## Start Record excerpts
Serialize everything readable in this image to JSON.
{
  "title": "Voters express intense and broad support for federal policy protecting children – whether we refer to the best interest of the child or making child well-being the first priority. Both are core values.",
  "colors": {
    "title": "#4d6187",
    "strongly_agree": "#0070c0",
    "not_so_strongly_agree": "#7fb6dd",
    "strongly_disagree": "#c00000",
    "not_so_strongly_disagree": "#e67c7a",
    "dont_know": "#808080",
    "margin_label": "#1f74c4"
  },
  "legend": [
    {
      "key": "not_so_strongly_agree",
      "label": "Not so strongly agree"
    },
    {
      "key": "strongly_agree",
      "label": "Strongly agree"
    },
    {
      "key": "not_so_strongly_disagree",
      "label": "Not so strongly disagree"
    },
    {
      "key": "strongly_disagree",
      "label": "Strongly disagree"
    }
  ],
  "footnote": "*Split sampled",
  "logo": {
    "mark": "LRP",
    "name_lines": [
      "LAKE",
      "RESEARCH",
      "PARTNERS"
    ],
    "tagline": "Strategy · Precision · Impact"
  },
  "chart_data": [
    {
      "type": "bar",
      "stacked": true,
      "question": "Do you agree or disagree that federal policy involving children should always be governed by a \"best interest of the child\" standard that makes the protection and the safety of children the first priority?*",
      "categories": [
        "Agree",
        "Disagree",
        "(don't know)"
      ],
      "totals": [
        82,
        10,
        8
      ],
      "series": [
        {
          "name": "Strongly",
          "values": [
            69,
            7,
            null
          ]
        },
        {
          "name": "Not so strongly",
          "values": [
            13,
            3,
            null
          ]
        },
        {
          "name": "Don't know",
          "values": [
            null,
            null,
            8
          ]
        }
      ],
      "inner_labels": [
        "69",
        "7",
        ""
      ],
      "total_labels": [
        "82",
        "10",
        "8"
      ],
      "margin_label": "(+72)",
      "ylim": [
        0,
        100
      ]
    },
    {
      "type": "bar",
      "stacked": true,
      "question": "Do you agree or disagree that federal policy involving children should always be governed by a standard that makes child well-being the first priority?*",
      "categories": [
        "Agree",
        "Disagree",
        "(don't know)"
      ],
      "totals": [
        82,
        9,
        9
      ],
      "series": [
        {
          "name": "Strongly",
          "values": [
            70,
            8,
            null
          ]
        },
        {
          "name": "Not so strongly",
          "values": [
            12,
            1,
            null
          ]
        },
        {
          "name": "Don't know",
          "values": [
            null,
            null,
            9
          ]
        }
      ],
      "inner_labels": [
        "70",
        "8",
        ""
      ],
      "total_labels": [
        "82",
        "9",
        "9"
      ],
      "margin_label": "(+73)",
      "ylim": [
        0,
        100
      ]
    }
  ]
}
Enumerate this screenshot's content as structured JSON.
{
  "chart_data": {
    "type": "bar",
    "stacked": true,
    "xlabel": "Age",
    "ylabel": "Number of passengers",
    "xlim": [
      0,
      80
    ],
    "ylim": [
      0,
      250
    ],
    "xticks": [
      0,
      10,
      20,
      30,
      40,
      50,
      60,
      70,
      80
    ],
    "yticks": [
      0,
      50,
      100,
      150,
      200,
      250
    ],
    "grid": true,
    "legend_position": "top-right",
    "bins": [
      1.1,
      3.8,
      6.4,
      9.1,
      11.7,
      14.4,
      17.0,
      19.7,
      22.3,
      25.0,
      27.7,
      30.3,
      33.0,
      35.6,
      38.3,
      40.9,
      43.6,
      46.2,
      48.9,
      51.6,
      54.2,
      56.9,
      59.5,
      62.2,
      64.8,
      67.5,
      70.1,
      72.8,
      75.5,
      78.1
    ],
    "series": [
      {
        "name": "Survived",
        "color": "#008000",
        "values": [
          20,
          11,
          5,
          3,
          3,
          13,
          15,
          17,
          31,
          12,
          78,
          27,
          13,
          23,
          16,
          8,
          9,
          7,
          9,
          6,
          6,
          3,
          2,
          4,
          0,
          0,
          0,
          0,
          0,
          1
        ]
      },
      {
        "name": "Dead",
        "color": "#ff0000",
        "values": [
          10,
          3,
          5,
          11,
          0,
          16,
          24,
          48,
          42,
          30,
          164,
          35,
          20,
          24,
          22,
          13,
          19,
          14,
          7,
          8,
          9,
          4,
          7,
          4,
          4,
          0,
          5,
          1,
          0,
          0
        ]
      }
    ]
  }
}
## End Record excerpts
### Exercise objective
From the records above, please extract every line and repeat it exactly.

### Exercise output
Serialize everything readable in this image to JSON.
{
  "title": "Voters express intense and broad support for federal policy protecting children – whether we refer to the best interest of the child or making child well-being the first priority. Both are core values.",
  "colors": {
    "title": "#4d6187",
    "strongly_agree": "#0070c0",
    "not_so_strongly_agree": "#7fb6dd",
    "strongly_disagree": "#c00000",
    "not_so_strongly_disagree": "#e67c7a",
    "dont_know": "#808080",
    "margin_label": "#1f74c4"
  },
  "legend": [
    {
      "key": "not_so_strongly_agree",
      "label": "Not so strongly agree"
    },
    {
      "key": "strongly_agree",
      "label": "Strongly agree"
    },
    {
      "key": "not_so_strongly_disagree",
      "label": "Not so strongly disagree"
    },
    {
      "key": "strongly_disagree",
      "label": "Strongly disagree"
    }
  ],
  "footnote": "*Split sampled",
  "logo": {
    "mark": "LRP",
    "name_lines": [
      "LAKE",
      "RESEARCH",
      "PARTNERS"
    ],
    "tagline": "Strategy · Precision · Impact"
  },
  "chart_data": [
    {
      "type": "bar",
      "stacked": true,
      "question": "Do you agree or disagree that federal policy involving children should always be governed by a \"best interest of the child\" standard that makes the protection and the safety of children the first priority?*",
      "categories": [
        "Agree",
        "Disagree",
        "(don't know)"
      ],
      "totals": [
        82,
        10,
        8
      ],
      "series": [
        {
          "name": "Strongly",
          "values": [
            69,
            7,
            null
          ]
        },
        {
          "name": "Not so strongly",
          "values": [
            13,
            3,
            null
          ]
        },
        {
          "name": "Don't know",
          "values": [
            null,
            null,
            8
          ]
        }
      ],
      "inner_labels": [
        "69",
        "7",
        ""
      ],
      "total_labels": [
        "82",
        "10",
        "8"
      ],
      "margin_label": "(+72)",
      "ylim": [
        0,
        100
      ]
    },
    {
      "type": "bar",
      "stacked": true,
      "question": "Do you agree or disagree that federal policy involving children should always be governed by a standard that makes child well-being the first priority?*",
      "categories": [
        "Agree",
        "Disagree",
        "(don't know)"
      ],
      "totals": [
        82,
        9,
        9
      ],
      "series": [
        {
          "name": "Strongly",
          "values": [
            70,
            8,
            null
          ]
        },
        {
          "name": "Not so strongly",
          "values": [
            12,
            1,
            null
          ]
        },
        {
          "name": "Don't know",
          "values": [
            null,
            null,
            9
          ]
        }
      ],
      "inner_labels": [
        "70",
        "8",
        ""
      ],
      "total_labels": [
        "82",
        "9",
        "9"
      ],
      "margin_label": "(+73)",
      "ylim": [
        0,
        100
      ]
    }
  ]
}
Enumerate this screenshot's content as structured JSON.
{
  "chart_data": {
    "type": "bar",
    "stacked": true,
    "xlabel": "Age",
    "ylabel": "Number of passengers",
    "xlim": [
      0,
      80
    ],
    "ylim": [
      0,
      250
    ],
    "xticks": [
      0,
      10,
      20,
      30,
      40,
      50,
      60,
      70,
      80
    ],
    "yticks": [
      0,
      50,
      100,
      150,
      200,
      250
    ],
    "grid": true,
    "legend_position": "top-right",
    "bins": [
      1.1,
      3.8,
      6.4,
      9.1,
      11.7,
      14.4,
      17.0,
      19.7,
      22.3,
      25.0,
      27.7,
      30.3,
      33.0,
      35.6,
      38.3,
      40.9,
      43.6,
      46.2,
      48.9,
      51.6,
      54.2,
      56.9,
      59.5,
      62.2,
      64.8,
      67.5,
      70.1,
      72.8,
      75.5,
      78.1
    ],
    "series": [
      {
        "name": "Survived",
        "color": "#008000",
        "values": [
          20,
          11,
          5,
          3,
          3,
          13,
          15,
          17,
          31,
          12,
          78,
          27,
          13,
          23,
          16,
          8,
          9,
          7,
          9,
          6,
          6,
          3,
          2,
          4,
          0,
          0,
          0,
          0,
          0,
          1
        ]
      },
      {
        "name": "Dead",
        "color": "#ff0000",
        "values": [
          10,
          3,
          5,
          11,
          0,
          16,
          24,
          48,
          42,
          30,
          164,
          35,
          20,
          24,
          22,
          13,
          19,
          14,
          7,
          8,
          9,
          4,
          7,
          4,
          4,
          0,
          5,
          1,
          0,
          0
        ]
      }
    ]
  }
}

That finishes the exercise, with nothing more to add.